— START OF Extracted material —

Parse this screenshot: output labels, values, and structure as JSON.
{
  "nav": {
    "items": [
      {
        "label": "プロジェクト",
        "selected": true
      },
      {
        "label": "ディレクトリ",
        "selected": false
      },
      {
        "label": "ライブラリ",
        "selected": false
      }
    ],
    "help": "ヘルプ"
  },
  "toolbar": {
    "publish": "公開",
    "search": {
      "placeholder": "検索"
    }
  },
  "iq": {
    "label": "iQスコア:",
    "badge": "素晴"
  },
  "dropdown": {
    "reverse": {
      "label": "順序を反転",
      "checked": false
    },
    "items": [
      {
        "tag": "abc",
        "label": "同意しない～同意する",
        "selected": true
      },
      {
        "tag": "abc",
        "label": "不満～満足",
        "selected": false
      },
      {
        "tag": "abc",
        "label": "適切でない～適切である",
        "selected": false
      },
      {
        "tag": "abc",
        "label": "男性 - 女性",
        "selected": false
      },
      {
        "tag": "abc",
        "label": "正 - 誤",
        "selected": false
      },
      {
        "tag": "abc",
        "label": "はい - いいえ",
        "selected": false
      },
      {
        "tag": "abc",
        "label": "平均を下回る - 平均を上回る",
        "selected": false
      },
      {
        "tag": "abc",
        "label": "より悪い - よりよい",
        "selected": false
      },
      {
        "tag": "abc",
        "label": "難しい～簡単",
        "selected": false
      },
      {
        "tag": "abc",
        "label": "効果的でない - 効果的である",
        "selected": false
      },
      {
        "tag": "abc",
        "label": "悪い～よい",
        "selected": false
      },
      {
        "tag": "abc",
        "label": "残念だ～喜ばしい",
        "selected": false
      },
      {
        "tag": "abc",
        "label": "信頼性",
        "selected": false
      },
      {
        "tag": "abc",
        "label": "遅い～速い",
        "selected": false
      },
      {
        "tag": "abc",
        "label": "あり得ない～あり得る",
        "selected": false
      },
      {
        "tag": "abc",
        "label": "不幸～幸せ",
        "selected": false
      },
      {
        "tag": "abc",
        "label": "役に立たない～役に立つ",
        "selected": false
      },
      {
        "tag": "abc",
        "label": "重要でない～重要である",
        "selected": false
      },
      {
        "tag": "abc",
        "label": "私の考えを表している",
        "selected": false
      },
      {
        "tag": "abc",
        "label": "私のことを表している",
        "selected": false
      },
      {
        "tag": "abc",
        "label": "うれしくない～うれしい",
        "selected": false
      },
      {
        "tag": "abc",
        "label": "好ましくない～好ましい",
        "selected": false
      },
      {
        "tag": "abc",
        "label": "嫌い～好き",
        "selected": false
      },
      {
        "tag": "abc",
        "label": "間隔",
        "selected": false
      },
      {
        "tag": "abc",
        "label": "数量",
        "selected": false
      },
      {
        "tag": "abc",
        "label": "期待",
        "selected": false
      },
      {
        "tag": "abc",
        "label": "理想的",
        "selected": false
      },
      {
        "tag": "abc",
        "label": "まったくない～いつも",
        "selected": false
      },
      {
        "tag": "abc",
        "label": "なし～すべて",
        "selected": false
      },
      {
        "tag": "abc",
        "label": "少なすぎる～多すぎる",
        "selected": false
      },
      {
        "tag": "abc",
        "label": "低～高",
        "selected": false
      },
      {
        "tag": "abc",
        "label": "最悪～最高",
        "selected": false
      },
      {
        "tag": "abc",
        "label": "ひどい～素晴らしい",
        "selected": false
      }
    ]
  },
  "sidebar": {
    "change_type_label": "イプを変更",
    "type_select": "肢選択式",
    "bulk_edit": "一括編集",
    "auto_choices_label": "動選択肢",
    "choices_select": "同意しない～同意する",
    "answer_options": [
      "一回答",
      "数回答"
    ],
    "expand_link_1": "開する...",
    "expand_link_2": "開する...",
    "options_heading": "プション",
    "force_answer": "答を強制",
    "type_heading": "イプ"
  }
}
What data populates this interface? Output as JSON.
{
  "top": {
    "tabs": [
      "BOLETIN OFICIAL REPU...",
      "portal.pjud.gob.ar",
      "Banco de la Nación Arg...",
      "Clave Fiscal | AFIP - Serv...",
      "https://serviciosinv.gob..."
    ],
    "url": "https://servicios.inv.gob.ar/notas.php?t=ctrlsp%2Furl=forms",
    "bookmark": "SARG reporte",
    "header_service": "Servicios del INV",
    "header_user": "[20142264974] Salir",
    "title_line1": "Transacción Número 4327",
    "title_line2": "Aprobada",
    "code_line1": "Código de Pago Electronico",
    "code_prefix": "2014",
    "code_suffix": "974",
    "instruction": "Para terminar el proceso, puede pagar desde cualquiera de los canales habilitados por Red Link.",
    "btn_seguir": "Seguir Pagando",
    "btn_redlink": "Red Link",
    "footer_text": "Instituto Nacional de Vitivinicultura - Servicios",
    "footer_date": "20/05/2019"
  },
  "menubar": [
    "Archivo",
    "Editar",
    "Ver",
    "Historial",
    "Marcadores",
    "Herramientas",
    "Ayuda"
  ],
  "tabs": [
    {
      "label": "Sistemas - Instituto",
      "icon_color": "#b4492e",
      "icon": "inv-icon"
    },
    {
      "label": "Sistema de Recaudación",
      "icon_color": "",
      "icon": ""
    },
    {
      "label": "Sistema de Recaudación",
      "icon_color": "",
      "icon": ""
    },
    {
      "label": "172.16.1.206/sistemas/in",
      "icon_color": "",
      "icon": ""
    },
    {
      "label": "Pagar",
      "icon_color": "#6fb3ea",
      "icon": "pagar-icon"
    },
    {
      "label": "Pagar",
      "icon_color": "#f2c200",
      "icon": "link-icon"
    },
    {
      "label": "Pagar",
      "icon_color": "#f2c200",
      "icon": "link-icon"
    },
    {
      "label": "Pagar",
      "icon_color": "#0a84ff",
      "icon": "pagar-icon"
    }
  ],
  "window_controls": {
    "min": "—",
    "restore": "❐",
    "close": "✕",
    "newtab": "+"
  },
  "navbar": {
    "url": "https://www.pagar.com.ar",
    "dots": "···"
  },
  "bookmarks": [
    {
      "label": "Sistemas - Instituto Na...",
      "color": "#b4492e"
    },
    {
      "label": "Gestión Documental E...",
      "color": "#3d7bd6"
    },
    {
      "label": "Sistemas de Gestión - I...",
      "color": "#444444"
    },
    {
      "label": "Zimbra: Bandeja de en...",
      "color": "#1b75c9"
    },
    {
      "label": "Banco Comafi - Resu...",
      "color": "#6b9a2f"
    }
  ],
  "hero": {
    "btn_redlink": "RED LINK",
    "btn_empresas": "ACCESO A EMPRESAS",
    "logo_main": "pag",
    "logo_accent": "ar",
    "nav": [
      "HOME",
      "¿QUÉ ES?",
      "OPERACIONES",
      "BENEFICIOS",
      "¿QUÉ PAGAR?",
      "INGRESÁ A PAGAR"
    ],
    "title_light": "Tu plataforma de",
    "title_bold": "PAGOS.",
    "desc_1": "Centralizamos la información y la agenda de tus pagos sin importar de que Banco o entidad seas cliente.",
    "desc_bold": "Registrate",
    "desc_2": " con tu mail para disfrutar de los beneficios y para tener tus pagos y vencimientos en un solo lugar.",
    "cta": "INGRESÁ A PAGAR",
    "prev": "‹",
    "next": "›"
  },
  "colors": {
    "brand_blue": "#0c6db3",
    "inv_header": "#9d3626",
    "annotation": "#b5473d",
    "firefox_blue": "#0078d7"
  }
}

— END OF Extracted material —

Task objective:
Reproduce every entry shown above, precisely as it stands.

Response:
Parse this screenshot: output labels, values, and structure as JSON.
{
  "nav": {
    "items": [
      {
        "label": "プロジェクト",
        "selected": true
      },
      {
        "label": "ディレクトリ",
        "selected": false
      },
      {
        "label": "ライブラリ",
        "selected": false
      }
    ],
    "help": "ヘルプ"
  },
  "toolbar": {
    "publish": "公開",
    "search": {
      "placeholder": "検索"
    }
  },
  "iq": {
    "label": "iQスコア:",
    "badge": "素晴"
  },
  "dropdown": {
    "reverse": {
      "label": "順序を反転",
      "checked": false
    },
    "items": [
      {
        "tag": "abc",
        "label": "同意しない～同意する",
        "selected": true
      },
      {
        "tag": "abc",
        "label": "不満～満足",
        "selected": false
      },
      {
        "tag": "abc",
        "label": "適切でない～適切である",
        "selected": false
      },
      {
        "tag": "abc",
        "label": "男性 - 女性",
        "selected": false
      },
      {
        "tag": "abc",
        "label": "正 - 誤",
        "selected": false
      },
      {
        "tag": "abc",
        "label": "はい - いいえ",
        "selected": false
      },
      {
        "tag": "abc",
        "label": "平均を下回る - 平均を上回る",
        "selected": false
      },
      {
        "tag": "abc",
        "label": "より悪い - よりよい",
        "selected": false
      },
      {
        "tag": "abc",
        "label": "難しい～簡単",
        "selected": false
      },
      {
        "tag": "abc",
        "label": "効果的でない - 効果的である",
        "selected": false
      },
      {
        "tag": "abc",
        "label": "悪い～よい",
        "selected": false
      },
      {
        "tag": "abc",
        "label": "残念だ～喜ばしい",
        "selected": false
      },
      {
        "tag": "abc",
        "label": "信頼性",
        "selected": false
      },
      {
        "tag": "abc",
        "label": "遅い～速い",
        "selected": false
      },
      {
        "tag": "abc",
        "label": "あり得ない～あり得る",
        "selected": false
      },
      {
        "tag": "abc",
        "label": "不幸～幸せ",
        "selected": false
      },
      {
        "tag": "abc",
        "label": "役に立たない～役に立つ",
        "selected": false
      },
      {
        "tag": "abc",
        "label": "重要でない～重要である",
        "selected": false
      },
      {
        "tag": "abc",
        "label": "私の考えを表している",
        "selected": false
      },
      {
        "tag": "abc",
        "label": "私のことを表している",
        "selected": false
      },
      {
        "tag": "abc",
        "label": "うれしくない～うれしい",
        "selected": false
      },
      {
        "tag": "abc",
        "label": "好ましくない～好ましい",
        "selected": false
      },
      {
        "tag": "abc",
        "label": "嫌い～好き",
        "selected": false
      },
      {
        "tag": "abc",
        "label": "間隔",
        "selected": false
      },
      {
        "tag": "abc",
        "label": "数量",
        "selected": false
      },
      {
        "tag": "abc",
        "label": "期待",
        "selected": false
      },
      {
        "tag": "abc",
        "label": "理想的",
        "selected": false
      },
      {
        "tag": "abc",
        "label": "まったくない～いつも",
        "selected": false
      },
      {
        "tag": "abc",
        "label": "なし～すべて",
        "selected": false
      },
      {
        "tag": "abc",
        "label": "少なすぎる～多すぎる",
        "selected": false
      },
      {
        "tag": "abc",
        "label": "低～高",
        "selected": false
      },
      {
        "tag": "abc",
        "label": "最悪～最高",
        "selected": false
      },
      {
        "tag": "abc",
        "label": "ひどい～素晴らしい",
        "selected": false
      }
    ]
  },
  "sidebar": {
    "change_type_label": "イプを変更",
    "type_select": "肢選択式",
    "bulk_edit": "一括編集",
    "auto_choices_label": "動選択肢",
    "choices_select": "同意しない～同意する",
    "answer_options": [
      "一回答",
      "数回答"
    ],
    "expand_link_1": "開する...",
    "expand_link_2": "開する...",
    "options_heading": "プション",
    "force_answer": "答を強制",
    "type_heading": "イプ"
  }
}
What data populates this interface? Output as JSON.
{
  "top": {
    "tabs": [
      "BOLETIN OFICIAL REPU...",
      "portal.pjud.gob.ar",
      "Banco de la Nación Arg...",
      "Clave Fiscal | AFIP - Serv...",
      "https://serviciosinv.gob..."
    ],
    "url": "https://servicios.inv.gob.ar/notas.php?t=ctrlsp%2Furl=forms",
    "bookmark": "SARG reporte",
    "header_service": "Servicios del INV",
    "header_user": "[20142264974] Salir",
    "title_line1": "Transacción Número 4327",
    "title_line2": "Aprobada",
    "code_line1": "Código de Pago Electronico",
    "code_prefix": "2014",
    "code_suffix": "974",
    "instruction": "Para terminar el proceso, puede pagar desde cualquiera de los canales habilitados por Red Link.",
    "btn_seguir": "Seguir Pagando",
    "btn_redlink": "Red Link",
    "footer_text": "Instituto Nacional de Vitivinicultura - Servicios",
    "footer_date": "20/05/2019"
  },
  "menubar": [
    "Archivo",
    "Editar",
    "Ver",
    "Historial",
    "Marcadores",
    "Herramientas",
    "Ayuda"
  ],
  "tabs": [
    {
      "label": "Sistemas - Instituto",
      "icon_color": "#b4492e",
      "icon": "inv-icon"
    },
    {
      "label": "Sistema de Recaudación",
      "icon_color": "",
      "icon": ""
    },
    {
      "label": "Sistema de Recaudación",
      "icon_color": "",
      "icon": ""
    },
    {
      "label": "172.16.1.206/sistemas/in",
      "icon_color": "",
      "icon": ""
    },
    {
      "label": "Pagar",
      "icon_color": "#6fb3ea",
      "icon": "pagar-icon"
    },
    {
      "label": "Pagar",
      "icon_color": "#f2c200",
      "icon": "link-icon"
    },
    {
      "label": "Pagar",
      "icon_color": "#f2c200",
      "icon": "link-icon"
    },
    {
      "label": "Pagar",
      "icon_color": "#0a84ff",
      "icon": "pagar-icon"
    }
  ],
  "window_controls": {
    "min": "—",
    "restore": "❐",
    "close": "✕",
    "newtab": "+"
  },
  "navbar": {
    "url": "https://www.pagar.com.ar",
    "dots": "···"
  },
  "bookmarks": [
    {
      "label": "Sistemas - Instituto Na...",
      "color": "#b4492e"
    },
    {
      "label": "Gestión Documental E...",
      "color": "#3d7bd6"
    },
    {
      "label": "Sistemas de Gestión - I...",
      "color": "#444444"
    },
    {
      "label": "Zimbra: Bandeja de en...",
      "color": "#1b75c9"
    },
    {
      "label": "Banco Comafi - Resu...",
      "color": "#6b9a2f"
    }
  ],
  "hero": {
    "btn_redlink": "RED LINK",
    "btn_empresas": "ACCESO A EMPRESAS",
    "logo_main": "pag",
    "logo_accent": "ar",
    "nav": [
      "HOME",
      "¿QUÉ ES?",
      "OPERACIONES",
      "BENEFICIOS",
      "¿QUÉ PAGAR?",
      "INGRESÁ A PAGAR"
    ],
    "title_light": "Tu plataforma de",
    "title_bold": "PAGOS.",
    "desc_1": "Centralizamos la información y la agenda de tus pagos sin importar de que Banco o entidad seas cliente.",
    "desc_bold": "Registrate",
    "desc_2": " con tu mail para disfrutar de los beneficios y para tener tus pagos y vencimientos en un solo lugar.",
    "cta": "INGRESÁ A PAGAR",
    "prev": "‹",
    "next": "›"
  },
  "colors": {
    "brand_blue": "#0c6db3",
    "inv_header": "#9d3626",
    "annotation": "#b5473d",
    "firefox_blue": "#0078d7"
  }
}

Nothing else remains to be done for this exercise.